-- Records from a collection --
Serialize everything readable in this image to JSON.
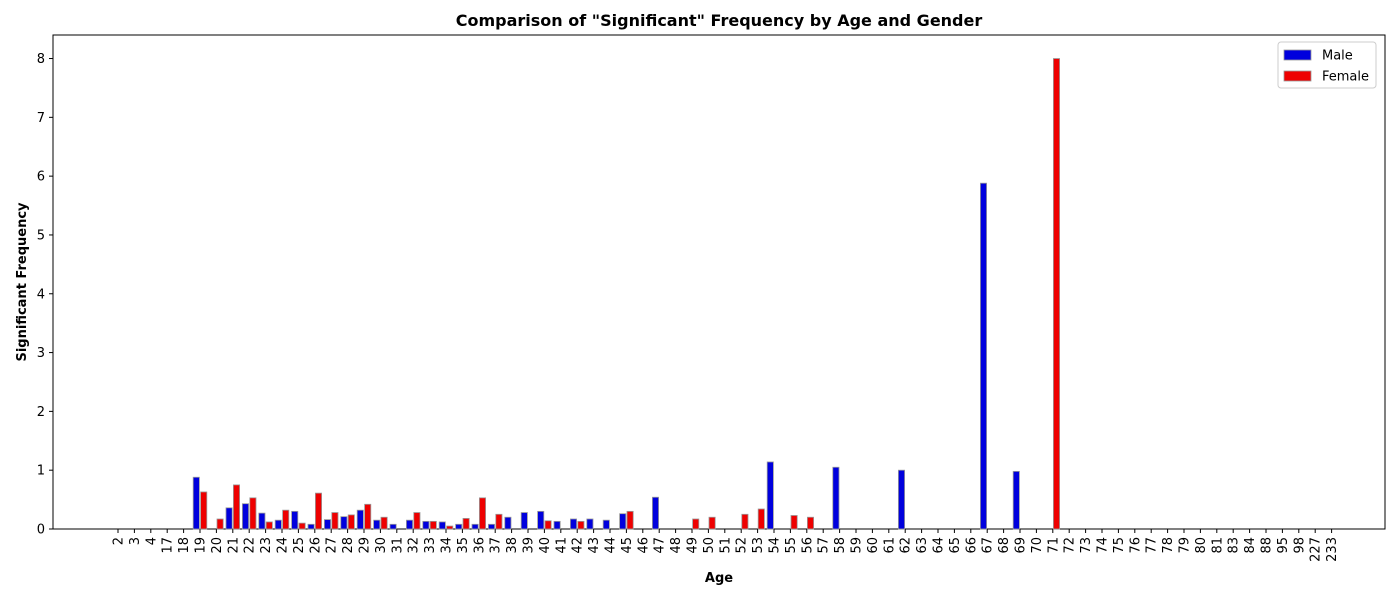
{
  "chart_data": {
    "type": "bar",
    "title": "Comparison of \"Significant\" Frequency by Age and Gender",
    "xlabel": "Age",
    "ylabel": "Significant Frequency",
    "ylim": [
      0,
      8.4
    ],
    "yticks": [
      0,
      1,
      2,
      3,
      4,
      5,
      6,
      7,
      8
    ],
    "grid": false,
    "legend_position": "top-right",
    "categories": [
      "2",
      "3",
      "4",
      "17",
      "18",
      "19",
      "20",
      "21",
      "22",
      "23",
      "24",
      "25",
      "26",
      "27",
      "28",
      "29",
      "30",
      "31",
      "32",
      "33",
      "34",
      "35",
      "36",
      "37",
      "38",
      "39",
      "40",
      "41",
      "42",
      "43",
      "44",
      "45",
      "46",
      "47",
      "48",
      "49",
      "50",
      "51",
      "52",
      "53",
      "54",
      "55",
      "56",
      "57",
      "58",
      "59",
      "60",
      "61",
      "62",
      "63",
      "64",
      "65",
      "66",
      "67",
      "68",
      "69",
      "70",
      "71",
      "72",
      "73",
      "74",
      "75",
      "76",
      "77",
      "78",
      "79",
      "80",
      "81",
      "83",
      "84",
      "88",
      "95",
      "98",
      "227",
      "233"
    ],
    "series": [
      {
        "name": "Male",
        "color": "#0000dd",
        "values": [
          0,
          0,
          0,
          0,
          0,
          0.88,
          0,
          0.36,
          0.43,
          0.27,
          0.15,
          0.3,
          0.08,
          0.16,
          0.21,
          0.32,
          0.15,
          0.08,
          0.15,
          0.13,
          0.12,
          0.08,
          0.08,
          0.08,
          0.2,
          0.28,
          0.3,
          0.13,
          0.17,
          0.17,
          0.15,
          0.26,
          0,
          0.54,
          0,
          0,
          0,
          0,
          0,
          0,
          1.14,
          0,
          0,
          0,
          1.05,
          0,
          0,
          0,
          1.0,
          0,
          0,
          0,
          0,
          5.88,
          0,
          0.98,
          0,
          0,
          0,
          0,
          0,
          0,
          0,
          0,
          0,
          0,
          0,
          0,
          0,
          0,
          0,
          0,
          0,
          0,
          0
        ]
      },
      {
        "name": "Female",
        "color": "#ee0000",
        "values": [
          0,
          0,
          0,
          0,
          0,
          0.63,
          0.17,
          0.75,
          0.53,
          0.12,
          0.32,
          0.1,
          0.61,
          0.28,
          0.24,
          0.42,
          0.2,
          0,
          0.28,
          0.13,
          0.05,
          0.18,
          0.53,
          0.25,
          0,
          0,
          0.14,
          0,
          0.13,
          0,
          0,
          0.3,
          0,
          0,
          0,
          0.17,
          0.2,
          0,
          0.25,
          0.34,
          0,
          0.23,
          0.2,
          0,
          0,
          0,
          0,
          0,
          0,
          0,
          0,
          0,
          0,
          0,
          0,
          0,
          0,
          8.0,
          0,
          0,
          0,
          0,
          0,
          0,
          0,
          0,
          0,
          0,
          0,
          0,
          0,
          0,
          0,
          0,
          0
        ]
      }
    ]
  }
}
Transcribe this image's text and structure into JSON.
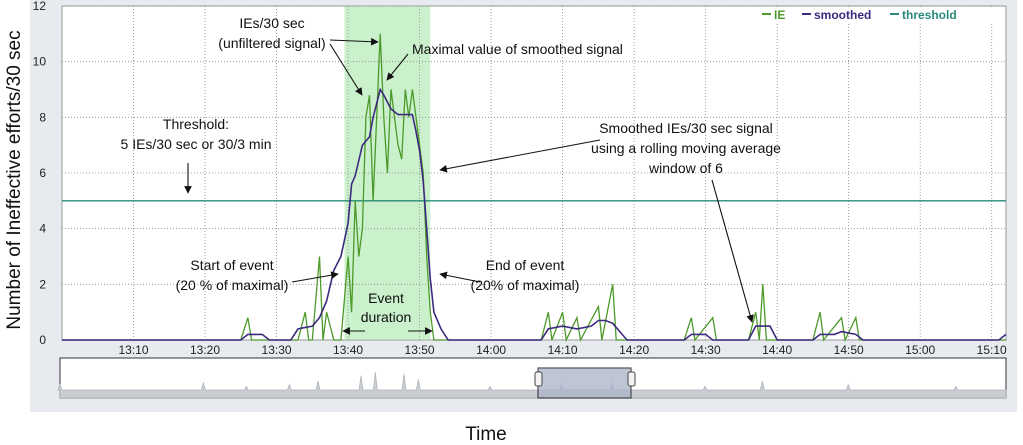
{
  "chart_data": {
    "type": "line",
    "ylabel": "Number of Ineffective efforts/30 sec",
    "xlabel": "Time",
    "ylim": [
      0,
      12
    ],
    "yticks": [
      0,
      2,
      4,
      6,
      8,
      10,
      12
    ],
    "xlim_minutes": [
      13.0,
      15.1
    ],
    "xtick_labels": [
      "13:10",
      "13:20",
      "13:30",
      "13:40",
      "13:50",
      "14:00",
      "14:10",
      "14:20",
      "14:30",
      "14:40",
      "14:50",
      "15:00",
      "15:10"
    ],
    "xtick_minutes": [
      790,
      800,
      810,
      820,
      830,
      840,
      850,
      860,
      870,
      880,
      890,
      900,
      910
    ],
    "x_start_minute": 780,
    "x_end_minute": 912,
    "event_start_minute": 819.5,
    "event_end_minute": 831.5,
    "threshold": 5,
    "legend": [
      {
        "name": "IE",
        "color": "#4c9a2a"
      },
      {
        "name": "smoothed",
        "color": "#3d2a80"
      },
      {
        "name": "threshold",
        "color": "#2a8a7a"
      }
    ],
    "series": [
      {
        "name": "IE",
        "color": "#4c9a2a",
        "points": [
          [
            780,
            0
          ],
          [
            805,
            0
          ],
          [
            806,
            0.8
          ],
          [
            806.5,
            0
          ],
          [
            807,
            0
          ],
          [
            807.5,
            0
          ],
          [
            808,
            0
          ],
          [
            812,
            0
          ],
          [
            813,
            0
          ],
          [
            814,
            1
          ],
          [
            814.5,
            0
          ],
          [
            815,
            0
          ],
          [
            816,
            3
          ],
          [
            816.5,
            0
          ],
          [
            817,
            1
          ],
          [
            818,
            0
          ],
          [
            819,
            0
          ],
          [
            820,
            3
          ],
          [
            820.5,
            1
          ],
          [
            821,
            5
          ],
          [
            821.5,
            3
          ],
          [
            822,
            4
          ],
          [
            822.5,
            8
          ],
          [
            823,
            8.8
          ],
          [
            823.5,
            5
          ],
          [
            824,
            8
          ],
          [
            824.5,
            11
          ],
          [
            825,
            8
          ],
          [
            825.5,
            6
          ],
          [
            826,
            9
          ],
          [
            826.5,
            8
          ],
          [
            827,
            7
          ],
          [
            827.5,
            6.5
          ],
          [
            828,
            9
          ],
          [
            828.5,
            8
          ],
          [
            829,
            9
          ],
          [
            829.5,
            8
          ],
          [
            830,
            7
          ],
          [
            830.5,
            6
          ],
          [
            831,
            3
          ],
          [
            831.5,
            1
          ],
          [
            832,
            0
          ],
          [
            847,
            0
          ],
          [
            848,
            1
          ],
          [
            848.5,
            0
          ],
          [
            850,
            1
          ],
          [
            850.5,
            0
          ],
          [
            852,
            0.8
          ],
          [
            852.5,
            0
          ],
          [
            855,
            1.2
          ],
          [
            855.5,
            0
          ],
          [
            857,
            2
          ],
          [
            857.5,
            0
          ],
          [
            860,
            0
          ],
          [
            867,
            0
          ],
          [
            868,
            0.8
          ],
          [
            868.5,
            0
          ],
          [
            871,
            0.8
          ],
          [
            871.5,
            0
          ],
          [
            876,
            0
          ],
          [
            877,
            1
          ],
          [
            877.5,
            0
          ],
          [
            878,
            2
          ],
          [
            878.5,
            0
          ],
          [
            880,
            0
          ],
          [
            885,
            0
          ],
          [
            886,
            1
          ],
          [
            886.5,
            0
          ],
          [
            889,
            0.8
          ],
          [
            889.5,
            0
          ],
          [
            891,
            0.8
          ],
          [
            891.5,
            0
          ],
          [
            892,
            0
          ],
          [
            911,
            0
          ],
          [
            912,
            0
          ]
        ]
      },
      {
        "name": "smoothed",
        "color": "#3d2a80",
        "points": [
          [
            780,
            0
          ],
          [
            805,
            0
          ],
          [
            806,
            0.2
          ],
          [
            808,
            0.2
          ],
          [
            809,
            0
          ],
          [
            812,
            0
          ],
          [
            813,
            0.4
          ],
          [
            815,
            0.5
          ],
          [
            816,
            0.8
          ],
          [
            817,
            1.4
          ],
          [
            818,
            2.5
          ],
          [
            819,
            3
          ],
          [
            820,
            4.2
          ],
          [
            820.5,
            5.6
          ],
          [
            821,
            5.9
          ],
          [
            822,
            7
          ],
          [
            823,
            7.3
          ],
          [
            823.5,
            8
          ],
          [
            824,
            8.5
          ],
          [
            824.5,
            9
          ],
          [
            825,
            8.8
          ],
          [
            826,
            8.3
          ],
          [
            827,
            8.1
          ],
          [
            828,
            8.1
          ],
          [
            829,
            8.1
          ],
          [
            829.5,
            7.5
          ],
          [
            830,
            6.8
          ],
          [
            830.5,
            5.7
          ],
          [
            831,
            4
          ],
          [
            831.5,
            2.2
          ],
          [
            832,
            1
          ],
          [
            833,
            0.4
          ],
          [
            834,
            0
          ],
          [
            847,
            0
          ],
          [
            848,
            0.4
          ],
          [
            850,
            0.5
          ],
          [
            852,
            0.4
          ],
          [
            854,
            0.5
          ],
          [
            855,
            0.7
          ],
          [
            856,
            0.7
          ],
          [
            857,
            0.6
          ],
          [
            858,
            0.3
          ],
          [
            859,
            0
          ],
          [
            867,
            0
          ],
          [
            868,
            0.2
          ],
          [
            870,
            0.2
          ],
          [
            871,
            0
          ],
          [
            876,
            0
          ],
          [
            877,
            0.5
          ],
          [
            879,
            0.5
          ],
          [
            880,
            0
          ],
          [
            885,
            0
          ],
          [
            886,
            0.2
          ],
          [
            888,
            0.2
          ],
          [
            889,
            0.3
          ],
          [
            891,
            0.2
          ],
          [
            892,
            0
          ],
          [
            911,
            0
          ],
          [
            912,
            0.2
          ]
        ]
      }
    ],
    "annotations": [
      {
        "lines": [
          "IEs/30 sec",
          "(unfiltered signal)"
        ]
      },
      {
        "lines": [
          "Maximal value of smoothed signal"
        ]
      },
      {
        "lines": [
          "Threshold:",
          "5 IEs/30 sec or 30/3 min"
        ]
      },
      {
        "lines": [
          "Smoothed IEs/30 sec signal",
          "using a rolling moving average",
          "window of 6"
        ]
      },
      {
        "lines": [
          "Start of event",
          "(20 % of maximal)"
        ]
      },
      {
        "lines": [
          "End of event",
          "(20% of maximal)"
        ]
      },
      {
        "lines": [
          "Event",
          "duration"
        ]
      }
    ],
    "overview_spikes_minutes": [
      [
        780,
        0.3
      ],
      [
        800,
        0.4
      ],
      [
        806,
        0.2
      ],
      [
        812,
        0.3
      ],
      [
        816,
        0.5
      ],
      [
        822,
        0.8
      ],
      [
        824,
        1.0
      ],
      [
        828,
        0.9
      ],
      [
        830,
        0.6
      ],
      [
        840,
        0.2
      ],
      [
        850,
        0.3
      ],
      [
        857,
        0.4
      ],
      [
        870,
        0.2
      ],
      [
        878,
        0.5
      ],
      [
        890,
        0.3
      ],
      [
        905,
        0.2
      ]
    ]
  }
}
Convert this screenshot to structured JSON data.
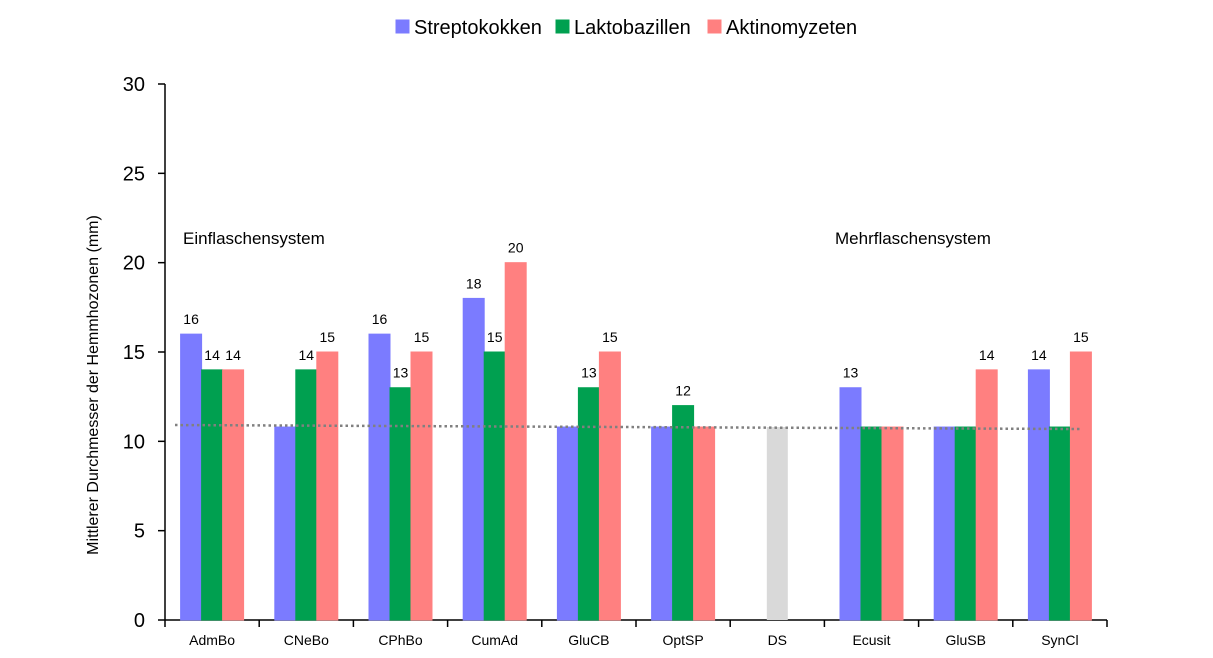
{
  "chart_data": {
    "type": "bar",
    "ylabel": "Mittlerer Durchmesser der Hemmhozonen (mm)",
    "xlabel": "",
    "ylim": [
      0,
      30
    ],
    "yticks": [
      0,
      5,
      10,
      15,
      20,
      25,
      30
    ],
    "legend_position": "top-center",
    "grid": false,
    "baseline_value": 10.8,
    "categories": [
      "AdmBo",
      "CNeBo",
      "CPhBo",
      "CumAd",
      "GluCB",
      "OptSP",
      "DS",
      "Ecusit",
      "GluSB",
      "SynCl"
    ],
    "series": [
      {
        "name": "Streptokokken",
        "color": "#7b7bff",
        "values": [
          16,
          10.8,
          16,
          18,
          10.8,
          10.8,
          null,
          13,
          10.8,
          14
        ],
        "labels": [
          "16",
          "",
          "16",
          "18",
          "",
          "",
          "",
          "13",
          "",
          "14"
        ]
      },
      {
        "name": "Laktobazillen",
        "color": "#00a050",
        "values": [
          14,
          14,
          13,
          15,
          13,
          12,
          null,
          10.8,
          10.8,
          10.8
        ],
        "labels": [
          "14",
          "14",
          "13",
          "15",
          "13",
          "12",
          "",
          "",
          "",
          ""
        ]
      },
      {
        "name": "Aktinomyzeten",
        "color": "#ff8080",
        "values": [
          14,
          15,
          15,
          20,
          15,
          10.8,
          null,
          10.8,
          14,
          15
        ],
        "labels": [
          "14",
          "15",
          "15",
          "20",
          "15",
          "",
          "",
          "",
          "14",
          "15"
        ]
      }
    ],
    "extra_bars": [
      {
        "category": "DS",
        "value": 10.8,
        "color": "#d9d9d9"
      }
    ],
    "annotations": [
      "Einflaschensystem",
      "Mehrflaschensystem"
    ],
    "reference_line": {
      "value": 10.8,
      "style": "dotted",
      "color": "#808080"
    }
  }
}
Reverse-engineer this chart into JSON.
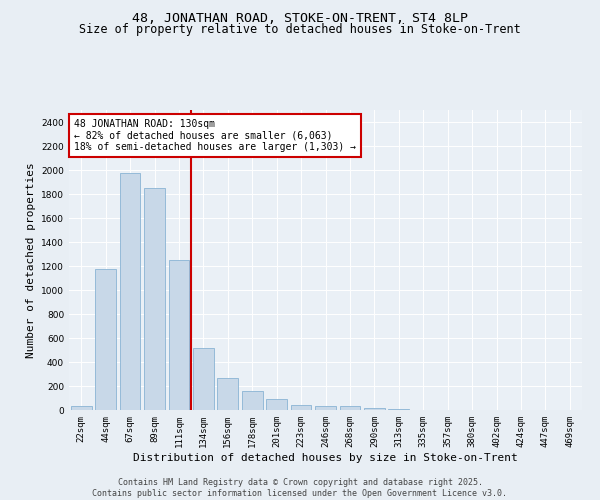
{
  "title_line1": "48, JONATHAN ROAD, STOKE-ON-TRENT, ST4 8LP",
  "title_line2": "Size of property relative to detached houses in Stoke-on-Trent",
  "xlabel": "Distribution of detached houses by size in Stoke-on-Trent",
  "ylabel": "Number of detached properties",
  "bar_color": "#c8d8e8",
  "bar_edge_color": "#8ab4d4",
  "categories": [
    "22sqm",
    "44sqm",
    "67sqm",
    "89sqm",
    "111sqm",
    "134sqm",
    "156sqm",
    "178sqm",
    "201sqm",
    "223sqm",
    "246sqm",
    "268sqm",
    "290sqm",
    "313sqm",
    "335sqm",
    "357sqm",
    "380sqm",
    "402sqm",
    "424sqm",
    "447sqm",
    "469sqm"
  ],
  "values": [
    30,
    1175,
    1975,
    1850,
    1250,
    520,
    270,
    160,
    95,
    45,
    35,
    30,
    15,
    5,
    2,
    1,
    0,
    0,
    0,
    0,
    0
  ],
  "vline_color": "#cc0000",
  "annotation_text": "48 JONATHAN ROAD: 130sqm\n← 82% of detached houses are smaller (6,063)\n18% of semi-detached houses are larger (1,303) →",
  "annotation_box_color": "#ffffff",
  "annotation_box_edge_color": "#cc0000",
  "ylim": [
    0,
    2500
  ],
  "yticks": [
    0,
    200,
    400,
    600,
    800,
    1000,
    1200,
    1400,
    1600,
    1800,
    2000,
    2200,
    2400
  ],
  "bg_color": "#e8eef4",
  "plot_bg_color": "#eaf0f6",
  "footer_line1": "Contains HM Land Registry data © Crown copyright and database right 2025.",
  "footer_line2": "Contains public sector information licensed under the Open Government Licence v3.0.",
  "title_fontsize": 9.5,
  "subtitle_fontsize": 8.5,
  "axis_label_fontsize": 8,
  "tick_fontsize": 6.5,
  "annotation_fontsize": 7,
  "footer_fontsize": 6
}
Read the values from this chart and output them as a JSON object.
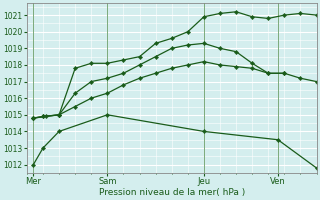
{
  "xlabel": "Pression niveau de la mer( hPa )",
  "bg_color": "#d4eeee",
  "grid_major_color": "#ffffff",
  "grid_minor_color": "#eef6f6",
  "line_color": "#1a5c1a",
  "ylim": [
    1011.5,
    1021.7
  ],
  "xlim": [
    0,
    9.0
  ],
  "yticks": [
    1012,
    1013,
    1014,
    1015,
    1016,
    1017,
    1018,
    1019,
    1020,
    1021
  ],
  "day_labels": [
    "Mer",
    "Sam",
    "Jeu",
    "Ven"
  ],
  "day_positions": [
    0.2,
    2.5,
    5.5,
    7.8
  ],
  "vline_positions": [
    0.2,
    2.5,
    5.5,
    7.8
  ],
  "series": [
    {
      "x": [
        0.2,
        0.6,
        1.0,
        1.5,
        2.0,
        2.5,
        3.0,
        3.5,
        4.0,
        4.5,
        5.0,
        5.5,
        6.0,
        6.5,
        7.0,
        7.5,
        8.0,
        8.5,
        9.0
      ],
      "y": [
        1014.8,
        1014.9,
        1015.0,
        1017.8,
        1018.1,
        1018.1,
        1018.3,
        1018.5,
        1019.3,
        1019.6,
        1020.0,
        1020.9,
        1021.1,
        1021.2,
        1020.9,
        1020.8,
        1021.0,
        1021.1,
        1021.0
      ]
    },
    {
      "x": [
        0.2,
        0.5,
        1.0,
        1.5,
        2.0,
        2.5,
        3.0,
        3.5,
        4.0,
        4.5,
        5.0,
        5.5,
        6.0,
        6.5,
        7.0,
        7.5,
        8.0,
        8.5,
        9.0
      ],
      "y": [
        1014.8,
        1014.9,
        1015.0,
        1016.3,
        1017.0,
        1017.2,
        1017.5,
        1018.0,
        1018.5,
        1019.0,
        1019.2,
        1019.3,
        1019.0,
        1018.8,
        1018.1,
        1017.5,
        1017.5,
        1017.2,
        1017.0
      ]
    },
    {
      "x": [
        0.2,
        0.5,
        1.0,
        1.5,
        2.0,
        2.5,
        3.0,
        3.5,
        4.0,
        4.5,
        5.0,
        5.5,
        6.0,
        6.5,
        7.0,
        7.5,
        8.0
      ],
      "y": [
        1014.8,
        1014.9,
        1015.0,
        1015.5,
        1016.0,
        1016.3,
        1016.8,
        1017.2,
        1017.5,
        1017.8,
        1018.0,
        1018.2,
        1018.0,
        1017.9,
        1017.8,
        1017.5,
        1017.5
      ]
    },
    {
      "x": [
        0.2,
        0.5,
        1.0,
        2.5,
        5.5,
        7.8,
        9.0
      ],
      "y": [
        1012.0,
        1013.0,
        1014.0,
        1015.0,
        1014.0,
        1013.5,
        1011.8
      ]
    }
  ]
}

-- Given instruction --
What is the number of lines above that contain the string "right"? Answer with the number alone.

-- Written answer --
2